▸ WRITTEN INSTRUCTION
Leave out the pictures and copy everything else below exactly.
--- Start ---
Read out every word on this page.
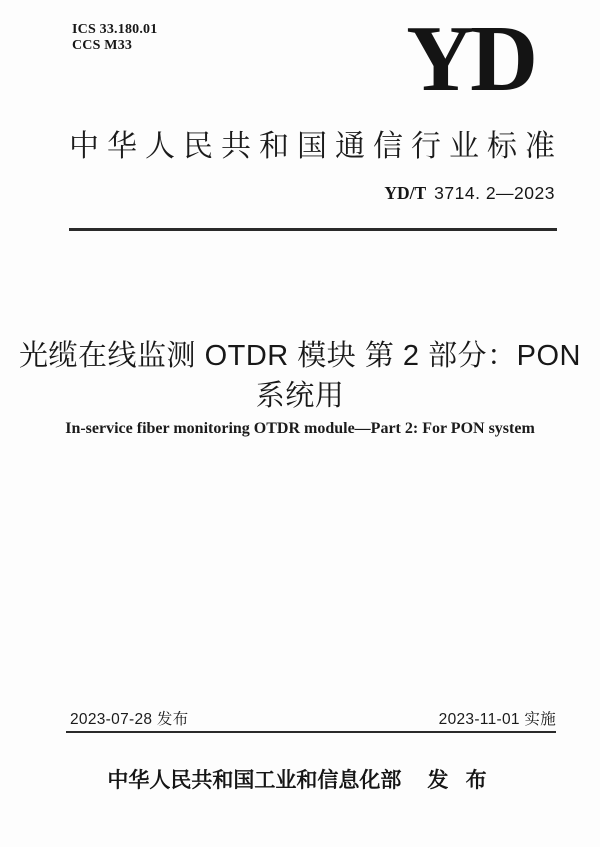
ICS 33.180.01
CCS M33	YD
中华人民共和国通信行业标准
YD/T 3714. 2—2023
光缆在线监测 OTDR 模块 第 2 部分：PON
系统用
In-service fiber monitoring OTDR module—Part 2: For PON system
2023-07-28 发布	2023-11-01 实施
中华人民共和国工业和信息化部 发 布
--- End ---
▸ ANSWER TO THIS EXERCISE
Read out every word on this page.
ICS 33.180.01
CCS M33	YD
中华人民共和国通信行业标准
YD/T 3714. 2—2023
光缆在线监测 OTDR 模块 第 2 部分：PON
系统用
In-service fiber monitoring OTDR module—Part 2: For PON system
2023-07-28 发布	2023-11-01 实施
中华人民共和国工业和信息化部 发 布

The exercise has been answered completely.